Direction: List each line of the data that holds the string "JSON", please.

--- begin Data supplied ---

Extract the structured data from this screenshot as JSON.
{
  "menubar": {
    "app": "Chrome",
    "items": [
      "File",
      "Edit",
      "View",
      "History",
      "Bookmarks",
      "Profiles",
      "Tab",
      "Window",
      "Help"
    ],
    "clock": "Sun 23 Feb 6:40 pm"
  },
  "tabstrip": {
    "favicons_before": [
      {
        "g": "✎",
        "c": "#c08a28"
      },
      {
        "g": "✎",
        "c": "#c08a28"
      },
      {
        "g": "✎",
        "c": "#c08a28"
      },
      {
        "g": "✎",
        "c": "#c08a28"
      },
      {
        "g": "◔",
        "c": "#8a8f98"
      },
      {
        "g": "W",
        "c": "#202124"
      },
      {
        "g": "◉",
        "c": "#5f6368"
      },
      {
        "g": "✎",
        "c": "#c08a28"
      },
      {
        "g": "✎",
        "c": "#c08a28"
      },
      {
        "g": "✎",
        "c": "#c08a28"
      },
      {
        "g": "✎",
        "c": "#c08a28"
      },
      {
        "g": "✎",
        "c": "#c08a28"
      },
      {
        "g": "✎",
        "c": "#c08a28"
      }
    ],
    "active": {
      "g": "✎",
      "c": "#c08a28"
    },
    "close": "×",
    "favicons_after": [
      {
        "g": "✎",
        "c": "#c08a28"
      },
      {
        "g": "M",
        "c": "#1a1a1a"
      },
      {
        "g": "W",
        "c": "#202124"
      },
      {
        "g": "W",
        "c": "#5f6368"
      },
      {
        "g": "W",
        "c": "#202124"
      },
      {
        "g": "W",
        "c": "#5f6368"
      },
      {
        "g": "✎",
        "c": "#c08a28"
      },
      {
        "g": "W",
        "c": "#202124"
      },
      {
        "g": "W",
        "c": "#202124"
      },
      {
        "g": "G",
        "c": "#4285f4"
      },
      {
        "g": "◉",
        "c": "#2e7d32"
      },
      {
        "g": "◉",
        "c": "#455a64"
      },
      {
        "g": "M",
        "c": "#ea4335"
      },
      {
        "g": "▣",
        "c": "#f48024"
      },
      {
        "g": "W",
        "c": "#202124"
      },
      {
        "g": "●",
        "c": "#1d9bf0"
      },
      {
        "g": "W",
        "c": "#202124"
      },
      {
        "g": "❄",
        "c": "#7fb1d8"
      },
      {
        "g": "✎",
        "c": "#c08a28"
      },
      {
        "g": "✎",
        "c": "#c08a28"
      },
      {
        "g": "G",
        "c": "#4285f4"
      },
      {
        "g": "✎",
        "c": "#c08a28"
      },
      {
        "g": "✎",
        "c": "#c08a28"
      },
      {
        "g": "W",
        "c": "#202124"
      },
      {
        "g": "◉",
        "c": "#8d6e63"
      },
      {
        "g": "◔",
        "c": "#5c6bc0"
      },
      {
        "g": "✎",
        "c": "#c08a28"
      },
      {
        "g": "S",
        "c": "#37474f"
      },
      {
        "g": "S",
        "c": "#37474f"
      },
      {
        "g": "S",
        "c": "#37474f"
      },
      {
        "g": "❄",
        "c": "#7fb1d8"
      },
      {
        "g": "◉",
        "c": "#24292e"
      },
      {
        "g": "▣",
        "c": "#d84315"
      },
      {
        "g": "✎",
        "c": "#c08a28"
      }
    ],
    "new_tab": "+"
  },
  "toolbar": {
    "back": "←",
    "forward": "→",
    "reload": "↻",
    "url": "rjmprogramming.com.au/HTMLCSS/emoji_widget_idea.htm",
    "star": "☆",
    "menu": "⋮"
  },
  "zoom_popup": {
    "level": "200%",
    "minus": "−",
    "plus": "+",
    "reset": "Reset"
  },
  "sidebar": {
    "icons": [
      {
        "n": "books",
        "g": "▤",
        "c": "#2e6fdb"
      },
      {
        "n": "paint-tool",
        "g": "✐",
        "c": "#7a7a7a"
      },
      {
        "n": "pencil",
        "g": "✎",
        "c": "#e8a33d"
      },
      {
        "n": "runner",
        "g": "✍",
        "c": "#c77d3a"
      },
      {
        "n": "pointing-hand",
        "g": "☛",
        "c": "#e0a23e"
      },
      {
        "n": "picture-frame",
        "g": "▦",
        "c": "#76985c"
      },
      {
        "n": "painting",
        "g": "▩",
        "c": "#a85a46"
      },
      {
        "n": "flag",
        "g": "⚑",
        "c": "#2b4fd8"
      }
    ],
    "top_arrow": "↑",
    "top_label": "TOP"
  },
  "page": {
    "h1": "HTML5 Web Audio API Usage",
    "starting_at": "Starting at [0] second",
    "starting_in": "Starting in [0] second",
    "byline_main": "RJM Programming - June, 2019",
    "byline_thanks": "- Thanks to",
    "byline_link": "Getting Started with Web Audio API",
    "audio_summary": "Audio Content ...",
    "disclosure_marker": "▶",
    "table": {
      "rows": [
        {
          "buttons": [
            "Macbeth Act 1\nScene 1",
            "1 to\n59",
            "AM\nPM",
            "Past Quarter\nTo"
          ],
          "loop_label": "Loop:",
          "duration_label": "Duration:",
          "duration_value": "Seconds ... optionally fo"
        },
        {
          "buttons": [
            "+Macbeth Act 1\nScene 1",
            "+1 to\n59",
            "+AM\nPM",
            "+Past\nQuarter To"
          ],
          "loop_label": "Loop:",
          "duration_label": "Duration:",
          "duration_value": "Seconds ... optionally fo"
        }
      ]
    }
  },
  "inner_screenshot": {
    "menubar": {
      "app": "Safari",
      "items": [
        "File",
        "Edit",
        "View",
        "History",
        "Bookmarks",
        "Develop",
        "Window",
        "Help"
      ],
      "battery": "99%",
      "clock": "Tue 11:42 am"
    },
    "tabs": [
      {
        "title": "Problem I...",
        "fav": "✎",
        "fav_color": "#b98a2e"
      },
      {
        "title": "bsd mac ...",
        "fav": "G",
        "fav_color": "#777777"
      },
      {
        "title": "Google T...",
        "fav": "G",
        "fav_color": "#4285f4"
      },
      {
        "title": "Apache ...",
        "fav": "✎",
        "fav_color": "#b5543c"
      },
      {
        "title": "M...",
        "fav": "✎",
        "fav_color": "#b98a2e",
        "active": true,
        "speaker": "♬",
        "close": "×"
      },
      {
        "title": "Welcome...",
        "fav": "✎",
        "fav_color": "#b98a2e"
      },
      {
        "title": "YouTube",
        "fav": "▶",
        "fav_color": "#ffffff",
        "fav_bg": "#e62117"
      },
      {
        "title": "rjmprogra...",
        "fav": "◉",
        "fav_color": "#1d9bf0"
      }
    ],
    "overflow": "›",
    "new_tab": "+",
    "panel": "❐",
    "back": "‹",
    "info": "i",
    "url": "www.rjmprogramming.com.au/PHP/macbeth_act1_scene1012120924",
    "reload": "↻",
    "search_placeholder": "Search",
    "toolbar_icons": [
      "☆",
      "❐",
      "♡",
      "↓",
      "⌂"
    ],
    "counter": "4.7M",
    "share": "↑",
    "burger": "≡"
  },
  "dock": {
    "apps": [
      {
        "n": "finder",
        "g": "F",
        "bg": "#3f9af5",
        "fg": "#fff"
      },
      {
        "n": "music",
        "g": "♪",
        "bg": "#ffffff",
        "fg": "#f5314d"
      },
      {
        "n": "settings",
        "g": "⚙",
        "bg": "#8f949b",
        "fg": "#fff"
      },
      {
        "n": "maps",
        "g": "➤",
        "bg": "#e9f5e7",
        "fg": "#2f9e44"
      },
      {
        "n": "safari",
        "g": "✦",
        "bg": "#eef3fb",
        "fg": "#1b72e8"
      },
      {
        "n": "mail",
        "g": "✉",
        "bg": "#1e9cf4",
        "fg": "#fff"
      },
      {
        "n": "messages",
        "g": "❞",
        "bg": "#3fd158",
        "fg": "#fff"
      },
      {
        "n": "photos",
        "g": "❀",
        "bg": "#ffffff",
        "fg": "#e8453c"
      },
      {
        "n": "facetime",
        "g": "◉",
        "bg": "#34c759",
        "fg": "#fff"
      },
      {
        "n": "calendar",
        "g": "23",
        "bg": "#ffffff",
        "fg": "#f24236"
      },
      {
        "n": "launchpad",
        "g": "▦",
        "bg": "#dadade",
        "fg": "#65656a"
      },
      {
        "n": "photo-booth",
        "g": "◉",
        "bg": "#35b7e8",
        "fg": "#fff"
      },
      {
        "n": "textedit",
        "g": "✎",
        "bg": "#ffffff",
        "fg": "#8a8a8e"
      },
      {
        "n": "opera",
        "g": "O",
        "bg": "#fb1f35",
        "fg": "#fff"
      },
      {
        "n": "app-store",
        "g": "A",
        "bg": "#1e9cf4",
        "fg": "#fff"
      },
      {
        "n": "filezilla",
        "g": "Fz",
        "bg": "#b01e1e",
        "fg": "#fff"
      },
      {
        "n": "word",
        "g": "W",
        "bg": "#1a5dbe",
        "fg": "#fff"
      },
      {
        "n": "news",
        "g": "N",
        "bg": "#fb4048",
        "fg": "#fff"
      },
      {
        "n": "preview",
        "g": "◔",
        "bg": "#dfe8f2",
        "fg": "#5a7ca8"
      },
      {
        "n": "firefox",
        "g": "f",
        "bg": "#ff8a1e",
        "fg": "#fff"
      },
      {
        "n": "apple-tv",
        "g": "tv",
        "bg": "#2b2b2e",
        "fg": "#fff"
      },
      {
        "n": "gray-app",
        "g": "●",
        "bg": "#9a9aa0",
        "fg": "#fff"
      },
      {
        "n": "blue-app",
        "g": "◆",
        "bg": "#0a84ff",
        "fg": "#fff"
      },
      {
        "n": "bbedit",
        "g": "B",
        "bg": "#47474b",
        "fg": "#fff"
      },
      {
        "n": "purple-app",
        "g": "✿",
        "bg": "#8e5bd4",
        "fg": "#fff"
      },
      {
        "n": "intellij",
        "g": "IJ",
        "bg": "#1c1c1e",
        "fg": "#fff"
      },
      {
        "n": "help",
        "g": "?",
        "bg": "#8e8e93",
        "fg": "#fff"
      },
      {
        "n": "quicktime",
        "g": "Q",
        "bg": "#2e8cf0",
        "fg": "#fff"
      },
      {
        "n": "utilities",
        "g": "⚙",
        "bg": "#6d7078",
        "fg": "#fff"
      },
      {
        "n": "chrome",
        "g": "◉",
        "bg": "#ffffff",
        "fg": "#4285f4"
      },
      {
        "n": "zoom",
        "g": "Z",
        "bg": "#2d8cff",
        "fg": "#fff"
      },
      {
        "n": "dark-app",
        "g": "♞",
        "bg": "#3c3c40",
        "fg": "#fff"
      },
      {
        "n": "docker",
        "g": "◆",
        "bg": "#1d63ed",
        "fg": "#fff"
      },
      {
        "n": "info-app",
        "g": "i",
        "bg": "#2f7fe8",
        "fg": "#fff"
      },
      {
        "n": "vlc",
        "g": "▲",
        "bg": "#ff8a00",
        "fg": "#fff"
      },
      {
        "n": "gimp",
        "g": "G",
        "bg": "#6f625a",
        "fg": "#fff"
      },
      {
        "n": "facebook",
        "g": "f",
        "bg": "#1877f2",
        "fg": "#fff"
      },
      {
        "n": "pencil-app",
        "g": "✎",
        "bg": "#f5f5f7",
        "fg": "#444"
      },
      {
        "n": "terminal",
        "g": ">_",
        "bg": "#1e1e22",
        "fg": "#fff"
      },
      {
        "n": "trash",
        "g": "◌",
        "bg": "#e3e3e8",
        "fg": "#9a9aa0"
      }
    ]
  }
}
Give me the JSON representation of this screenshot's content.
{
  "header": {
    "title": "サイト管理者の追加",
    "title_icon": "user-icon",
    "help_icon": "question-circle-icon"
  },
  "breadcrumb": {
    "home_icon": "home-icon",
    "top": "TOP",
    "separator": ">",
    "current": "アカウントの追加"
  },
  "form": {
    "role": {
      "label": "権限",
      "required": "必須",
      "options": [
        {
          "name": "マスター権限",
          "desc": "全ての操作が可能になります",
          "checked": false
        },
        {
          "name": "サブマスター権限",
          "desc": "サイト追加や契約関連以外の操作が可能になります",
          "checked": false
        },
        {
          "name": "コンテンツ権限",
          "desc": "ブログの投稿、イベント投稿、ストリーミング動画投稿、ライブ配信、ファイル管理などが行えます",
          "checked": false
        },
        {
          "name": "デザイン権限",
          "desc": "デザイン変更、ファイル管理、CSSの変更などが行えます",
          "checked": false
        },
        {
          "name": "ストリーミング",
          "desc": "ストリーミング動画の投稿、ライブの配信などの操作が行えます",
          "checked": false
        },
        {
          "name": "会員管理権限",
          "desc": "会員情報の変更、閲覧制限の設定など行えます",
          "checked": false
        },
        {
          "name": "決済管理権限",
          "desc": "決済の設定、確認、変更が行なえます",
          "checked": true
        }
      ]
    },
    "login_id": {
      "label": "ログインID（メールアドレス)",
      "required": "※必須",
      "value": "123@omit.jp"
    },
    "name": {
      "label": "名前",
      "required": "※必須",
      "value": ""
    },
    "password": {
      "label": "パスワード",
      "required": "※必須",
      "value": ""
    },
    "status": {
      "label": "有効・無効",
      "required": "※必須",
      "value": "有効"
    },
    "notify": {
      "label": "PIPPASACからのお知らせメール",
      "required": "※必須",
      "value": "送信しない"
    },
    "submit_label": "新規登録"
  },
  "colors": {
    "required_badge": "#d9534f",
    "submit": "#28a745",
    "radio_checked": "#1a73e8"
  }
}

--- end Data supplied ---

The answer:
Extract the structured data from this screenshot as JSON.
Give me the JSON representation of this screenshot's content.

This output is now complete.